_THE DATA_
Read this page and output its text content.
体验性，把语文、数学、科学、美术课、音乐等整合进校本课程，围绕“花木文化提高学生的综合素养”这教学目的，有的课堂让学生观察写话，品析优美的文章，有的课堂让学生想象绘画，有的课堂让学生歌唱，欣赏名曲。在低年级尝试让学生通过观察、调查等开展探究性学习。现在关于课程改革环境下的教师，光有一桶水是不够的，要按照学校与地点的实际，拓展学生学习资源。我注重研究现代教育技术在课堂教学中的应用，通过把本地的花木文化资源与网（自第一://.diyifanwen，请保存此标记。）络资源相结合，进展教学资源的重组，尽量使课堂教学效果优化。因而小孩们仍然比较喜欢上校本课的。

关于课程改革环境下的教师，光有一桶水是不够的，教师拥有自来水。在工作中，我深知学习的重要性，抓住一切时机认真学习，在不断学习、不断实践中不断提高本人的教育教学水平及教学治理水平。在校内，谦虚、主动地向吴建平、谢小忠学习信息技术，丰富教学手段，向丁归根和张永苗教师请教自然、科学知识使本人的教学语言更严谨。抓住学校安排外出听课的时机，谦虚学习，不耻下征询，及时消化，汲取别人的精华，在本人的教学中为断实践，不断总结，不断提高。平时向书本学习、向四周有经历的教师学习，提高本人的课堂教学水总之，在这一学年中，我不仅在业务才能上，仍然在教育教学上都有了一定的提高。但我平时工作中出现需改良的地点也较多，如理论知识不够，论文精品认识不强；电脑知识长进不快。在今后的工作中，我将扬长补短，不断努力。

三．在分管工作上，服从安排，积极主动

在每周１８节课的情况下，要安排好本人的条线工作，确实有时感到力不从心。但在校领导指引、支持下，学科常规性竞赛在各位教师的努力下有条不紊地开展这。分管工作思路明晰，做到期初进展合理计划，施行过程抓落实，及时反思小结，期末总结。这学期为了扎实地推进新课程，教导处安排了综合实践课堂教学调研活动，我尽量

_AIM OF THE TASK_
Faithfully reproduce all of the records, character for character.

_SOLVED EXERCISE_
Read this page and output its text content.
体验性，把语文、数学、科学、美术课、音乐等整合进校本课程，围绕“花木文化提高学生的综合素养”这教学目的，有的课堂让学生观察写话，品析优美的文章，有的课堂让学生想象绘画，有的课堂让学生歌唱，欣赏名曲。在低年级尝试让学生通过观察、调查等开展探究性学习。现在关于课程改革环境下的教师，光有一桶水是不够的，要按照学校与地点的实际，拓展学生学习资源。我注重研究现代教育技术在课堂教学中的应用，通过把本地的花木文化资源与网（自第一://.diyifanwen，请保存此标记。）络资源相结合，进展教学资源的重组，尽量使课堂教学效果优化。因而小孩们仍然比较喜欢上校本课的。

关于课程改革环境下的教师，光有一桶水是不够的，教师拥有自来水。在工作中，我深知学习的重要性，抓住一切时机认真学习，在不断学习、不断实践中不断提高本人的教育教学水平及教学治理水平。在校内，谦虚、主动地向吴建平、谢小忠学习信息技术，丰富教学手段，向丁归根和张永苗教师请教自然、科学知识使本人的教学语言更严谨。抓住学校安排外出听课的时机，谦虚学习，不耻下征询，及时消化，汲取别人的精华，在本人的教学中为断实践，不断总结，不断提高。平时向书本学习、向四周有经历的教师学习，提高本人的课堂教学水总之，在这一学年中，我不仅在业务才能上，仍然在教育教学上都有了一定的提高。但我平时工作中出现需改良的地点也较多，如理论知识不够，论文精品认识不强；电脑知识长进不快。在今后的工作中，我将扬长补短，不断努力。

三．在分管工作上，服从安排，积极主动

在每周１８节课的情况下，要安排好本人的条线工作，确实有时感到力不从心。但在校领导指引、支持下，学科常规性竞赛在各位教师的努力下有条不紊地开展这。分管工作思路明晰，做到期初进展合理计划，施行过程抓落实，及时反思小结，期末总结。这学期为了扎实地推进新课程，教导处安排了综合实践课堂教学调研活动，我尽量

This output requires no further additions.